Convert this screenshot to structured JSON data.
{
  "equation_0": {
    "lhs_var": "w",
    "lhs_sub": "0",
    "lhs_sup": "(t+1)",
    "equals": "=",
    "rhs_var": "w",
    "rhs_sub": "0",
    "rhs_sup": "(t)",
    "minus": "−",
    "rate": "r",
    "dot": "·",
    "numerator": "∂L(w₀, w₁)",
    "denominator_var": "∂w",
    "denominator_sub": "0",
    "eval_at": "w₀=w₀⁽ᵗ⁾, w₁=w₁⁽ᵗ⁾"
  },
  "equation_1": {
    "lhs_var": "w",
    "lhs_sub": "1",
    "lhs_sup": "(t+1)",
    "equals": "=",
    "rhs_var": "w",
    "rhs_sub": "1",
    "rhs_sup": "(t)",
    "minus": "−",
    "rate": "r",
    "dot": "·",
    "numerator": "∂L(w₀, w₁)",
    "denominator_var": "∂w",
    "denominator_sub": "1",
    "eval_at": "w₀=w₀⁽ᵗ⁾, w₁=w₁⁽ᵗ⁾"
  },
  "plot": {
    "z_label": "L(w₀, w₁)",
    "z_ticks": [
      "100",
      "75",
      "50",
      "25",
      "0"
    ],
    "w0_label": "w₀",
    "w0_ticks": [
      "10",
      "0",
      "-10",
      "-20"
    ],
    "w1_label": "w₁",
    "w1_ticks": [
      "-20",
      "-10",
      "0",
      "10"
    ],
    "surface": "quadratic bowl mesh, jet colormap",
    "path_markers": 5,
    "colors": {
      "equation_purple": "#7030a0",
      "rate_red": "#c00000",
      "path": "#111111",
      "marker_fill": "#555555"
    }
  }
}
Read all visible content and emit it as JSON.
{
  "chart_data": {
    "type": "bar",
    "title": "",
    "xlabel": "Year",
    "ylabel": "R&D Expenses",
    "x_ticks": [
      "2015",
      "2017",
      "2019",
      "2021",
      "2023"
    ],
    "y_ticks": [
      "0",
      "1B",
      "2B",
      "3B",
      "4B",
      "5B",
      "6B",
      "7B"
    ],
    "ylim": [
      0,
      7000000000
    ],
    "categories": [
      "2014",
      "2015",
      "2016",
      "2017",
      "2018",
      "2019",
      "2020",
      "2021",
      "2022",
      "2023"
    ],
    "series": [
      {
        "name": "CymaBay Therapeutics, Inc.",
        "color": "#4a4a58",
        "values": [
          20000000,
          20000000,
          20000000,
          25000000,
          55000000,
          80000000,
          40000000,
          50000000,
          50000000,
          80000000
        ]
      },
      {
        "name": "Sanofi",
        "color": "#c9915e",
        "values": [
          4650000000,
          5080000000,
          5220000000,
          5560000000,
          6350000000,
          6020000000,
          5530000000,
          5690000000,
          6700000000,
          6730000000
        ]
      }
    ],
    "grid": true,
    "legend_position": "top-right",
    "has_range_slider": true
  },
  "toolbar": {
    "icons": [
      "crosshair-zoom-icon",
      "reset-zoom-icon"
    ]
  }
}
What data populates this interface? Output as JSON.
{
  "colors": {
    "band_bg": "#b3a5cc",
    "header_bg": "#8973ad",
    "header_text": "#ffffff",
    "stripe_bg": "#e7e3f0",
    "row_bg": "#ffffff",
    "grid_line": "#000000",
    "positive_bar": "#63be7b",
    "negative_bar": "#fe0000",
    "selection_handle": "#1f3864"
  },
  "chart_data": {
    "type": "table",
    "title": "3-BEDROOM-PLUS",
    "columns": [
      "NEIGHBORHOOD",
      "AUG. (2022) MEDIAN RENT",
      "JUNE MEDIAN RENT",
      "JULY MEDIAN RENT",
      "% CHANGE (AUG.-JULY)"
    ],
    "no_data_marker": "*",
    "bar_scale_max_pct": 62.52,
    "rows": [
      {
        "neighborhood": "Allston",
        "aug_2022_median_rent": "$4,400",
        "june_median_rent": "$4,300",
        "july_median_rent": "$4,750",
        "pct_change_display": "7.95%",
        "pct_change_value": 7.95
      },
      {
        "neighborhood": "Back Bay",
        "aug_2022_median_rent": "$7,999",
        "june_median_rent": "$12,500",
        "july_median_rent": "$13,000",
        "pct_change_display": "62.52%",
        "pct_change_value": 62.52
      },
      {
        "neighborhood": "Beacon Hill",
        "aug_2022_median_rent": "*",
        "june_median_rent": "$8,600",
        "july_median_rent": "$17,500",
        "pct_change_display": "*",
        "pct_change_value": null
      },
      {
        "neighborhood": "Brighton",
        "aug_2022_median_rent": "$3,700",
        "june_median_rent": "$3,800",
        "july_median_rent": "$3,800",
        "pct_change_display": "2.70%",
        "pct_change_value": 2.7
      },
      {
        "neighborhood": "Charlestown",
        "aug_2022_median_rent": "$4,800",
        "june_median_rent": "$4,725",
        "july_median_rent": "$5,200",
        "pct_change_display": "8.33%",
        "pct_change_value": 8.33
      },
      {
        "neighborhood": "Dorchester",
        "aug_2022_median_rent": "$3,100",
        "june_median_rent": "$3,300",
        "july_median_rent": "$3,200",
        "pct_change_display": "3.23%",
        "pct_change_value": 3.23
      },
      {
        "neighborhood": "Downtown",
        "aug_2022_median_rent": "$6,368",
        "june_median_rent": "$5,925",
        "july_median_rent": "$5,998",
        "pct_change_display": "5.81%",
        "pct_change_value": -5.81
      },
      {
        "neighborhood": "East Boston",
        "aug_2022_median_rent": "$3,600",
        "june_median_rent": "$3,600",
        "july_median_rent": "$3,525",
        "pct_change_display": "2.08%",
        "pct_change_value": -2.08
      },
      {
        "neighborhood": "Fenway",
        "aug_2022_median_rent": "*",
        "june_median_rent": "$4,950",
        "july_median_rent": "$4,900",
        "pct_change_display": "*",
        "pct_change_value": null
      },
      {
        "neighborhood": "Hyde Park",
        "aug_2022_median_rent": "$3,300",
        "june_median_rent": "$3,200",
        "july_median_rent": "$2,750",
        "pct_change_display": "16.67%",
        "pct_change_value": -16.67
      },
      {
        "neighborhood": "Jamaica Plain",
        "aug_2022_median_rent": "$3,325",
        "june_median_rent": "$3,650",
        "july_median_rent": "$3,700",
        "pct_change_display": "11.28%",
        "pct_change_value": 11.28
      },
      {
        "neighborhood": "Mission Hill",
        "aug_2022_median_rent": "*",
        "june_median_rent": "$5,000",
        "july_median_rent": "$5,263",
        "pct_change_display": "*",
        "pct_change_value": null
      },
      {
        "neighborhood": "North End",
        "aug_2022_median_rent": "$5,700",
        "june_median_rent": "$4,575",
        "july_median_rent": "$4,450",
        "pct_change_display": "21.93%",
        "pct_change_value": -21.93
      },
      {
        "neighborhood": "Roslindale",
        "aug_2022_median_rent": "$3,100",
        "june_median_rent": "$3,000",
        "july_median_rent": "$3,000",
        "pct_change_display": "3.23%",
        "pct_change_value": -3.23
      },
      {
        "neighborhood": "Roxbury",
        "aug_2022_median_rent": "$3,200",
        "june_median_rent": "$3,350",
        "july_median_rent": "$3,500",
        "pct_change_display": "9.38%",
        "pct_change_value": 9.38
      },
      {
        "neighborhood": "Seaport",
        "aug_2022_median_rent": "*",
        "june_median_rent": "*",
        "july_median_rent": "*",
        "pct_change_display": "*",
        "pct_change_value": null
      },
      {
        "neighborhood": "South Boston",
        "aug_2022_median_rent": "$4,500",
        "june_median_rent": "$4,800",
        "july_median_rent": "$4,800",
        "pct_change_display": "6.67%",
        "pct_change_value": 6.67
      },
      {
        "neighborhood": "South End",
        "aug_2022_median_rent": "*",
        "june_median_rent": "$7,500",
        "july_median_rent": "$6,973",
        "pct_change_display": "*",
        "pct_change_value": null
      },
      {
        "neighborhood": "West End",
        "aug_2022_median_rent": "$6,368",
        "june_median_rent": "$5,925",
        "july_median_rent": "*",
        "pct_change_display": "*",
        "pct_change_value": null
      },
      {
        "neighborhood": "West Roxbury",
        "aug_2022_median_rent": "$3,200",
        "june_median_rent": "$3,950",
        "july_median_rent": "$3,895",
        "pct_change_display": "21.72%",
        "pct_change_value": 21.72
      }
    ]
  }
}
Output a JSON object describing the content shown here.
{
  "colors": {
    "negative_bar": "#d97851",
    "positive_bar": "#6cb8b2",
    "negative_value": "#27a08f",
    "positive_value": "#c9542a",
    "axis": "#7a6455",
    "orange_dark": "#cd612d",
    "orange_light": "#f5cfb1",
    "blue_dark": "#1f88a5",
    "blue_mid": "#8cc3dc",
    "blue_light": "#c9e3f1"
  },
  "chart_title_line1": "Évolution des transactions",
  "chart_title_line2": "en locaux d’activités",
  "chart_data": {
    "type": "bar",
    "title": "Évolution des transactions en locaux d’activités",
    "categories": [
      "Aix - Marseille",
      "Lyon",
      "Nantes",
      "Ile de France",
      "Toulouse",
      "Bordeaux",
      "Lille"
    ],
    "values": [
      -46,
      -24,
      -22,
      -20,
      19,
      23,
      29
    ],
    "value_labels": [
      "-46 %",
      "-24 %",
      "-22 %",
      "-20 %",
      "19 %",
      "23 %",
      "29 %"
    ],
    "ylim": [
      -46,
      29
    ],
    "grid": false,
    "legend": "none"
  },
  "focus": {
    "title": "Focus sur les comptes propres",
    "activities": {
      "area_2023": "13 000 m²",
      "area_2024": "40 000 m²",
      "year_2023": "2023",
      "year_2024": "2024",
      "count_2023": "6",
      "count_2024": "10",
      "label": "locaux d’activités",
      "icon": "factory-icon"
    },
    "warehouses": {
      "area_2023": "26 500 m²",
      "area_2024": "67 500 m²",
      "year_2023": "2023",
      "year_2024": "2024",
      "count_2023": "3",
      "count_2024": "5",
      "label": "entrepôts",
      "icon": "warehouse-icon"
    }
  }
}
+ + + +
(Objective):
Tell how many lines of the records above hold the string "Output". Give no other text.

(Right answer):
2